_SET TASK:_
Restate the entries word for word, omitting nothing.
######
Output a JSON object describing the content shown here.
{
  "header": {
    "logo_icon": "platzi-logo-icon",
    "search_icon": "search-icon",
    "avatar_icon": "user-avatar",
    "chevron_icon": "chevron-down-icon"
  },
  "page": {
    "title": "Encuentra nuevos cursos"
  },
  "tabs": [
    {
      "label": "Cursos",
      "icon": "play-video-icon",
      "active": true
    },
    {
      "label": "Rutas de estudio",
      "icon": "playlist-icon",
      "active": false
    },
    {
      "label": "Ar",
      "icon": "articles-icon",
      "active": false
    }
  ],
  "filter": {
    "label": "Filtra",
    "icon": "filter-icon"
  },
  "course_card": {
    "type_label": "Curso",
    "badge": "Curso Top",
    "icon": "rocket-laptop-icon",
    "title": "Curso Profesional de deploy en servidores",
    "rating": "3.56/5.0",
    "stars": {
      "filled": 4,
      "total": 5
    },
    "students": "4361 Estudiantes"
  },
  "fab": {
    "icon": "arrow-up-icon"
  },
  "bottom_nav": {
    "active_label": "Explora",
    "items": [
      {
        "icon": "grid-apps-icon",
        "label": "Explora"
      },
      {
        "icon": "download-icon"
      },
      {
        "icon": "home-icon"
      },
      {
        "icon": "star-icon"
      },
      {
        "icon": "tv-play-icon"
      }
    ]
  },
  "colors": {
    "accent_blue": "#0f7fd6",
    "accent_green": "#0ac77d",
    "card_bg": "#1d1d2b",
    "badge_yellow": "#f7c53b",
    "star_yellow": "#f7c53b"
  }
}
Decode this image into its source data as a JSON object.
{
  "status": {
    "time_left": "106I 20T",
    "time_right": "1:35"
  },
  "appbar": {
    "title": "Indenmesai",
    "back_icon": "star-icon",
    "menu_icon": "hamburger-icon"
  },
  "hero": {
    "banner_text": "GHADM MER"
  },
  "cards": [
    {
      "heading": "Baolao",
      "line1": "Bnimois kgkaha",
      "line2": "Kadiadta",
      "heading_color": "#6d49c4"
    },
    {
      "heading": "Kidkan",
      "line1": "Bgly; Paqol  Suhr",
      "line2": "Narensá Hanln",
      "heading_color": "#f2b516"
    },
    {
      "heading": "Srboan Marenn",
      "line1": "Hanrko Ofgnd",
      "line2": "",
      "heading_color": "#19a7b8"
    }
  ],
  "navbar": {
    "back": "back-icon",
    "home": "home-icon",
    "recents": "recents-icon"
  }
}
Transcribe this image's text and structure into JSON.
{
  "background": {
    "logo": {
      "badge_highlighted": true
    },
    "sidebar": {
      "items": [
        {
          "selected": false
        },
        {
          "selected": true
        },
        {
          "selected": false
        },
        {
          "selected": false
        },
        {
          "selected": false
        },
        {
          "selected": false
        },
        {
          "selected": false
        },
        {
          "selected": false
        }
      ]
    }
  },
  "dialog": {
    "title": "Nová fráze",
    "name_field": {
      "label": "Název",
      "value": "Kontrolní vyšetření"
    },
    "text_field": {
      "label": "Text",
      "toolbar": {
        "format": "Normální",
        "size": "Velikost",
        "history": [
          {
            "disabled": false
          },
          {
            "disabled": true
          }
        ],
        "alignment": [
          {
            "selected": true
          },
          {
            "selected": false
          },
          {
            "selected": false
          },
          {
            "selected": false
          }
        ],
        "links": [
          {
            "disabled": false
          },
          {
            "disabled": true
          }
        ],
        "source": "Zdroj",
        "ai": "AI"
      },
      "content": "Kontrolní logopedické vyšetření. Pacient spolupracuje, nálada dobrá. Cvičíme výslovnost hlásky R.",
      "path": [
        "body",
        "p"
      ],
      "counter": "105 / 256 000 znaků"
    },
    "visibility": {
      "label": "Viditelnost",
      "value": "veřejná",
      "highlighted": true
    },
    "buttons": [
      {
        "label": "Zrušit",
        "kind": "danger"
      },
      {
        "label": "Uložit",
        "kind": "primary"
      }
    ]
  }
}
######
_RIGHT ANSWER:_
Output a JSON object describing the content shown here.
{
  "header": {
    "logo_icon": "platzi-logo-icon",
    "search_icon": "search-icon",
    "avatar_icon": "user-avatar",
    "chevron_icon": "chevron-down-icon"
  },
  "page": {
    "title": "Encuentra nuevos cursos"
  },
  "tabs": [
    {
      "label": "Cursos",
      "icon": "play-video-icon",
      "active": true
    },
    {
      "label": "Rutas de estudio",
      "icon": "playlist-icon",
      "active": false
    },
    {
      "label": "Ar",
      "icon": "articles-icon",
      "active": false
    }
  ],
  "filter": {
    "label": "Filtra",
    "icon": "filter-icon"
  },
  "course_card": {
    "type_label": "Curso",
    "badge": "Curso Top",
    "icon": "rocket-laptop-icon",
    "title": "Curso Profesional de deploy en servidores",
    "rating": "3.56/5.0",
    "stars": {
      "filled": 4,
      "total": 5
    },
    "students": "4361 Estudiantes"
  },
  "fab": {
    "icon": "arrow-up-icon"
  },
  "bottom_nav": {
    "active_label": "Explora",
    "items": [
      {
        "icon": "grid-apps-icon",
        "label": "Explora"
      },
      {
        "icon": "download-icon"
      },
      {
        "icon": "home-icon"
      },
      {
        "icon": "star-icon"
      },
      {
        "icon": "tv-play-icon"
      }
    ]
  },
  "colors": {
    "accent_blue": "#0f7fd6",
    "accent_green": "#0ac77d",
    "card_bg": "#1d1d2b",
    "badge_yellow": "#f7c53b",
    "star_yellow": "#f7c53b"
  }
}
Decode this image into its source data as a JSON object.
{
  "status": {
    "time_left": "106I 20T",
    "time_right": "1:35"
  },
  "appbar": {
    "title": "Indenmesai",
    "back_icon": "star-icon",
    "menu_icon": "hamburger-icon"
  },
  "hero": {
    "banner_text": "GHADM MER"
  },
  "cards": [
    {
      "heading": "Baolao",
      "line1": "Bnimois kgkaha",
      "line2": "Kadiadta",
      "heading_color": "#6d49c4"
    },
    {
      "heading": "Kidkan",
      "line1": "Bgly; Paqol  Suhr",
      "line2": "Narensá Hanln",
      "heading_color": "#f2b516"
    },
    {
      "heading": "Srboan Marenn",
      "line1": "Hanrko Ofgnd",
      "line2": "",
      "heading_color": "#19a7b8"
    }
  ],
  "navbar": {
    "back": "back-icon",
    "home": "home-icon",
    "recents": "recents-icon"
  }
}
Transcribe this image's text and structure into JSON.
{
  "background": {
    "logo": {
      "badge_highlighted": true
    },
    "sidebar": {
      "items": [
        {
          "selected": false
        },
        {
          "selected": true
        },
        {
          "selected": false
        },
        {
          "selected": false
        },
        {
          "selected": false
        },
        {
          "selected": false
        },
        {
          "selected": false
        },
        {
          "selected": false
        }
      ]
    }
  },
  "dialog": {
    "title": "Nová fráze",
    "name_field": {
      "label": "Název",
      "value": "Kontrolní vyšetření"
    },
    "text_field": {
      "label": "Text",
      "toolbar": {
        "format": "Normální",
        "size": "Velikost",
        "history": [
          {
            "disabled": false
          },
          {
            "disabled": true
          }
        ],
        "alignment": [
          {
            "selected": true
          },
          {
            "selected": false
          },
          {
            "selected": false
          },
          {
            "selected": false
          }
        ],
        "links": [
          {
            "disabled": false
          },
          {
            "disabled": true
          }
        ],
        "source": "Zdroj",
        "ai": "AI"
      },
      "content": "Kontrolní logopedické vyšetření. Pacient spolupracuje, nálada dobrá. Cvičíme výslovnost hlásky R.",
      "path": [
        "body",
        "p"
      ],
      "counter": "105 / 256 000 znaků"
    },
    "visibility": {
      "label": "Viditelnost",
      "value": "veřejná",
      "highlighted": true
    },
    "buttons": [
      {
        "label": "Zrušit",
        "kind": "danger"
      },
      {
        "label": "Uložit",
        "kind": "primary"
      }
    ]
  }
}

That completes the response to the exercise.